(Stated exercise): Look below. Copy each line that has "SIGNATURE" in it.

======== Recorded information ========

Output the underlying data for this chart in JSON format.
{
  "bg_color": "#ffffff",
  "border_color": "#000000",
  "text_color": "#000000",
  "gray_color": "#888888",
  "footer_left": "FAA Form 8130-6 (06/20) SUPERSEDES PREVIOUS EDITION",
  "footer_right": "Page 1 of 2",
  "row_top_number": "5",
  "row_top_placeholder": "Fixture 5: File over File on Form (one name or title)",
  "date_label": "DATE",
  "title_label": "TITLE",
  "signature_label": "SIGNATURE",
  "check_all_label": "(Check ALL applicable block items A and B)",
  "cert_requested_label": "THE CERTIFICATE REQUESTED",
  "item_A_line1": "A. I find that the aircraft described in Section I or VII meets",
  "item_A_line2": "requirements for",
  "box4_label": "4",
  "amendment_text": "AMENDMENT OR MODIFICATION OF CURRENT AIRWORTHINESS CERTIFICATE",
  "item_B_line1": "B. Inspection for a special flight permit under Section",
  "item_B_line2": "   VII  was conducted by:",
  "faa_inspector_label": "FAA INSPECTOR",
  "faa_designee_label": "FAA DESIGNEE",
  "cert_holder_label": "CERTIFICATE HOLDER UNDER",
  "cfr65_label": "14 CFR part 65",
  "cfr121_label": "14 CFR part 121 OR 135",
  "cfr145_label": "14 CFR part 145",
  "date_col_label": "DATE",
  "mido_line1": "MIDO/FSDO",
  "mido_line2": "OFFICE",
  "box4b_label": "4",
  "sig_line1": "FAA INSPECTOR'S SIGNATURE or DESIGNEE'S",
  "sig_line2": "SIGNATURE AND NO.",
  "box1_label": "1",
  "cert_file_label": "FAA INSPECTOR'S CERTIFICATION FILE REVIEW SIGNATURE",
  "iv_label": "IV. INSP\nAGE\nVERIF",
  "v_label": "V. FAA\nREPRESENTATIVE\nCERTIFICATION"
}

========

(Output for this exercise):
  "signature_label": "SIGNATURE",
  "sig_line1": "FAA INSPECTOR'S SIGNATURE or DESIGNEE'S",
  "sig_line2": "SIGNATURE AND NO.",
  "cert_file_label": "FAA INSPECTOR'S CERTIFICATION FILE REVIEW SIGNATURE",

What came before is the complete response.